- [Extracted information]
## begin

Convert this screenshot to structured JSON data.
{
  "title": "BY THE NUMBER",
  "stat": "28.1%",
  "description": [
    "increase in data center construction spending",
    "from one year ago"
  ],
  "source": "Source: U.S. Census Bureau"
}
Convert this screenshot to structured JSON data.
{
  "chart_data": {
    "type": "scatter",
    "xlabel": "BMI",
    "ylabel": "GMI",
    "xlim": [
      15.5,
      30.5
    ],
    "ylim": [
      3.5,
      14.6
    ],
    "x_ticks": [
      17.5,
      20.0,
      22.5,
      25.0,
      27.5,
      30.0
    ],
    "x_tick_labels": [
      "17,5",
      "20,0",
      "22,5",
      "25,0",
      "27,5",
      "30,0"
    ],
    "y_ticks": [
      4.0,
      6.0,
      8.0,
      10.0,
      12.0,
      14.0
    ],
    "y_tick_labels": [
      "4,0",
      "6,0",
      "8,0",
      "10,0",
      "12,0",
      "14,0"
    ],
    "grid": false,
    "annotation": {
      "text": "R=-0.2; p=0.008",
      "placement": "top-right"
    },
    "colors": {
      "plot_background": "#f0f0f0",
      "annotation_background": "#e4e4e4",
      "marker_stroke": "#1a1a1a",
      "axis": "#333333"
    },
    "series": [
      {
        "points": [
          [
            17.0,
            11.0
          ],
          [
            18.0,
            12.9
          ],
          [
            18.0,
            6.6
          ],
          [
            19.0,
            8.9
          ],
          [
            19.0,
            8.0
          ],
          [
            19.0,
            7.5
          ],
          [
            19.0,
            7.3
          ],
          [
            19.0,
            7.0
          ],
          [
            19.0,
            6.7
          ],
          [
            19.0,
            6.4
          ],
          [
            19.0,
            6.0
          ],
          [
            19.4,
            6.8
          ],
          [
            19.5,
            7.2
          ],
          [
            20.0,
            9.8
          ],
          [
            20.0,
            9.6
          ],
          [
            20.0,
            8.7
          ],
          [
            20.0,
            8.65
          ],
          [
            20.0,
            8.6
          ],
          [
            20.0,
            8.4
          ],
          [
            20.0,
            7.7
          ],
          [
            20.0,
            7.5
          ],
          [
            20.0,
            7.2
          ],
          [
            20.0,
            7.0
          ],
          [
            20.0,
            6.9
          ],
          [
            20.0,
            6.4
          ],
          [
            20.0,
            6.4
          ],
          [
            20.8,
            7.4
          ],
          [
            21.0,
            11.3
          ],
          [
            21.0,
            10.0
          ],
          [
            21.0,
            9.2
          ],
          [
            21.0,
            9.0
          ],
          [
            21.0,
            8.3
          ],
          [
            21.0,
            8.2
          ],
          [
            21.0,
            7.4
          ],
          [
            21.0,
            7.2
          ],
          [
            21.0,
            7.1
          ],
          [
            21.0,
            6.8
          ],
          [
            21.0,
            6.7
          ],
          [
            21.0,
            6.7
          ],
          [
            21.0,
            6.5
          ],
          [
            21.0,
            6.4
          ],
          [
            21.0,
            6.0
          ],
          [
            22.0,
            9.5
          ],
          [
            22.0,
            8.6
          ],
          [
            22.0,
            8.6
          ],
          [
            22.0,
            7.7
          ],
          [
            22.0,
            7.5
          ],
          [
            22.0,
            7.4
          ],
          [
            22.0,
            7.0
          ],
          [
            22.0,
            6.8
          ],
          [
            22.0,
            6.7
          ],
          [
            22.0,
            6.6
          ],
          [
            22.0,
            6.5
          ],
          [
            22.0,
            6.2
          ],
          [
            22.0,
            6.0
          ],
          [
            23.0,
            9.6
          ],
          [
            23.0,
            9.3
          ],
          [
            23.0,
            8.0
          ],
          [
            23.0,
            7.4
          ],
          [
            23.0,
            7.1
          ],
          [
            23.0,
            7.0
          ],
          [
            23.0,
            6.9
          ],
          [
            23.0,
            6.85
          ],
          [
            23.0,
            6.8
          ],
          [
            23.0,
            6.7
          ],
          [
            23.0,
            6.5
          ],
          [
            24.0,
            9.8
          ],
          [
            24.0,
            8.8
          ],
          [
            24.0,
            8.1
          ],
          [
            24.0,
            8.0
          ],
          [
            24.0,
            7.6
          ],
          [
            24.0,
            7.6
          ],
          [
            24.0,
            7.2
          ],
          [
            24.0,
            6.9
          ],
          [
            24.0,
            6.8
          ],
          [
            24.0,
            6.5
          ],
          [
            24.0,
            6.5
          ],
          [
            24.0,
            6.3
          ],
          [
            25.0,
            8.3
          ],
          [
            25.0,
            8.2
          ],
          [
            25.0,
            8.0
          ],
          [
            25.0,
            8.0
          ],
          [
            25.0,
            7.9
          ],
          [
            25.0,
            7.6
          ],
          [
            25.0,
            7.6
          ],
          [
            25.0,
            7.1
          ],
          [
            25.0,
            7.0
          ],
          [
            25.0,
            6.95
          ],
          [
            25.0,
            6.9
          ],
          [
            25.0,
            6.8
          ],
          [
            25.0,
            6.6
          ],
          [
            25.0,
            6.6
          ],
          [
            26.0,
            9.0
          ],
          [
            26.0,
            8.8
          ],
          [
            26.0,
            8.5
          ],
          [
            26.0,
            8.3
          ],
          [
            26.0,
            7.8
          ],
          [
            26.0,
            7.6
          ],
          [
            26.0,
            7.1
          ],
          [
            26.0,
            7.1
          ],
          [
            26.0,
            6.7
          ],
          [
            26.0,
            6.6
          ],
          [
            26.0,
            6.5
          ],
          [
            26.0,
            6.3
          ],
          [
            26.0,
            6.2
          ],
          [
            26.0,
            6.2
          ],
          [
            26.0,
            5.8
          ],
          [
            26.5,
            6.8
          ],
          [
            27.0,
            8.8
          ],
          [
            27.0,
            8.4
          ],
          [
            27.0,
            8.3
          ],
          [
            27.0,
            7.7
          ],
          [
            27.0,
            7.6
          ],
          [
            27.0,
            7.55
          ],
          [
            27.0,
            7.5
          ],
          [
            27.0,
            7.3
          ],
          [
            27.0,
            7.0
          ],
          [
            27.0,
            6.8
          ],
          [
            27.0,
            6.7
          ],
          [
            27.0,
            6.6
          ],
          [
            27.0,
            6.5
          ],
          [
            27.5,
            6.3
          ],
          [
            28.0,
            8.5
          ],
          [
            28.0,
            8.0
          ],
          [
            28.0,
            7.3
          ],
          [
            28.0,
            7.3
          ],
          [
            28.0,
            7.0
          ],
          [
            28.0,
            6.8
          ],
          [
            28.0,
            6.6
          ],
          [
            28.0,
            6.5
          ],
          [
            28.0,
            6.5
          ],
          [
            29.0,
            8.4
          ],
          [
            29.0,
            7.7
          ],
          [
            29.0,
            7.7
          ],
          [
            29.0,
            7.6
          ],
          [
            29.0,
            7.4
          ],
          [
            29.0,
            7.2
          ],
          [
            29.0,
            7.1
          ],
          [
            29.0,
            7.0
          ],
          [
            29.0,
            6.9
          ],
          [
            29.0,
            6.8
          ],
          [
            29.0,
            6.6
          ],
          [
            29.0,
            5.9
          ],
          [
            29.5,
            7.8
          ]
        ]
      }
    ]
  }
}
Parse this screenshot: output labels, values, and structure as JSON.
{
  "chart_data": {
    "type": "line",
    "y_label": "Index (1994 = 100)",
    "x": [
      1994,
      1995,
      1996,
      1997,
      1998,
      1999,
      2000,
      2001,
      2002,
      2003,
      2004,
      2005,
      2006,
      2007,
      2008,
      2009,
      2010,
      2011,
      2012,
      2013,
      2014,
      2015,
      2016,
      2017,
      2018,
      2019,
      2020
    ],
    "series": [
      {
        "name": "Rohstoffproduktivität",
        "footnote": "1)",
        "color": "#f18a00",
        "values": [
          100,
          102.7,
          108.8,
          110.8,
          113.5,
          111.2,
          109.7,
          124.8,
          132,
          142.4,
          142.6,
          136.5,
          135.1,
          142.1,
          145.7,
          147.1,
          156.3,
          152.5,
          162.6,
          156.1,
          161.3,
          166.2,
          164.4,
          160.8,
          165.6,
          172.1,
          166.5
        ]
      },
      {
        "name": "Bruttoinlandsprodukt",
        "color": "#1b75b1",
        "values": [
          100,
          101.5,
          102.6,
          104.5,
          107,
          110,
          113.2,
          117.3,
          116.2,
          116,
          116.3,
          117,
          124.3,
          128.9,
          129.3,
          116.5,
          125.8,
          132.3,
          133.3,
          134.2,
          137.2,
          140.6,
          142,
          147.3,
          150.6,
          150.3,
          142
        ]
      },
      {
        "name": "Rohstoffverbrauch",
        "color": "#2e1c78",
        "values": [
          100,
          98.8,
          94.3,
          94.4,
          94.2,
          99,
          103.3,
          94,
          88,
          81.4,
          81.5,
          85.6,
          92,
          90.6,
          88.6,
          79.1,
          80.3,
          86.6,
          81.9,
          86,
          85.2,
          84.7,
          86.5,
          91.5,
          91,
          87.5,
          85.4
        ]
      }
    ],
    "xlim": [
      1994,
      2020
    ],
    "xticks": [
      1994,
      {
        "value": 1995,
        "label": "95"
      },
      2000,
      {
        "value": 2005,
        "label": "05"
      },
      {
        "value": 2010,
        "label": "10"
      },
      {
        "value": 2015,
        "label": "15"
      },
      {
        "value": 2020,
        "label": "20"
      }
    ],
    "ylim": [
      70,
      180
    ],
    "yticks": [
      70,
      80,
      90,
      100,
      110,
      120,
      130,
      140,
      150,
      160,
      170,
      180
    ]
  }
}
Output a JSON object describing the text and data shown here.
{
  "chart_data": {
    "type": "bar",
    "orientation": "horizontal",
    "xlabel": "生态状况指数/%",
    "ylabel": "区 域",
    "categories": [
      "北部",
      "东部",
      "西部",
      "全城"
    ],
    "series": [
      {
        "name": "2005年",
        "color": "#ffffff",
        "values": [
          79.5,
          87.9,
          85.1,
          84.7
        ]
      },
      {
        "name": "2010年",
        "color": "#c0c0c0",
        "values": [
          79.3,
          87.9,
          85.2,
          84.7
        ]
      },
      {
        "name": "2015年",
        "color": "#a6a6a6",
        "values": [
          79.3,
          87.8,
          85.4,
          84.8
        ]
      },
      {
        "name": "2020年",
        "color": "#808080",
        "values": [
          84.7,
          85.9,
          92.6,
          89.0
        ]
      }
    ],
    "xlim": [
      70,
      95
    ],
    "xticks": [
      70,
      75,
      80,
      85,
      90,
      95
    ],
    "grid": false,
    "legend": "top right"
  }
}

## end

Repeat exactly the lines starting at the line with "Output a JSON" and ending with the final line of the entries. Include nothing else.

Output a JSON object describing the text and data shown here.
{
  "chart_data": {
    "type": "bar",
    "orientation": "horizontal",
    "xlabel": "生态状况指数/%",
    "ylabel": "区 域",
    "categories": [
      "北部",
      "东部",
      "西部",
      "全城"
    ],
    "series": [
      {
        "name": "2005年",
        "color": "#ffffff",
        "values": [
          79.5,
          87.9,
          85.1,
          84.7
        ]
      },
      {
        "name": "2010年",
        "color": "#c0c0c0",
        "values": [
          79.3,
          87.9,
          85.2,
          84.7
        ]
      },
      {
        "name": "2015年",
        "color": "#a6a6a6",
        "values": [
          79.3,
          87.8,
          85.4,
          84.8
        ]
      },
      {
        "name": "2020年",
        "color": "#808080",
        "values": [
          84.7,
          85.9,
          92.6,
          89.0
        ]
      }
    ],
    "xlim": [
      70,
      95
    ],
    "xticks": [
      70,
      75,
      80,
      85,
      90,
      95
    ],
    "grid": false,
    "legend": "top right"
  }
}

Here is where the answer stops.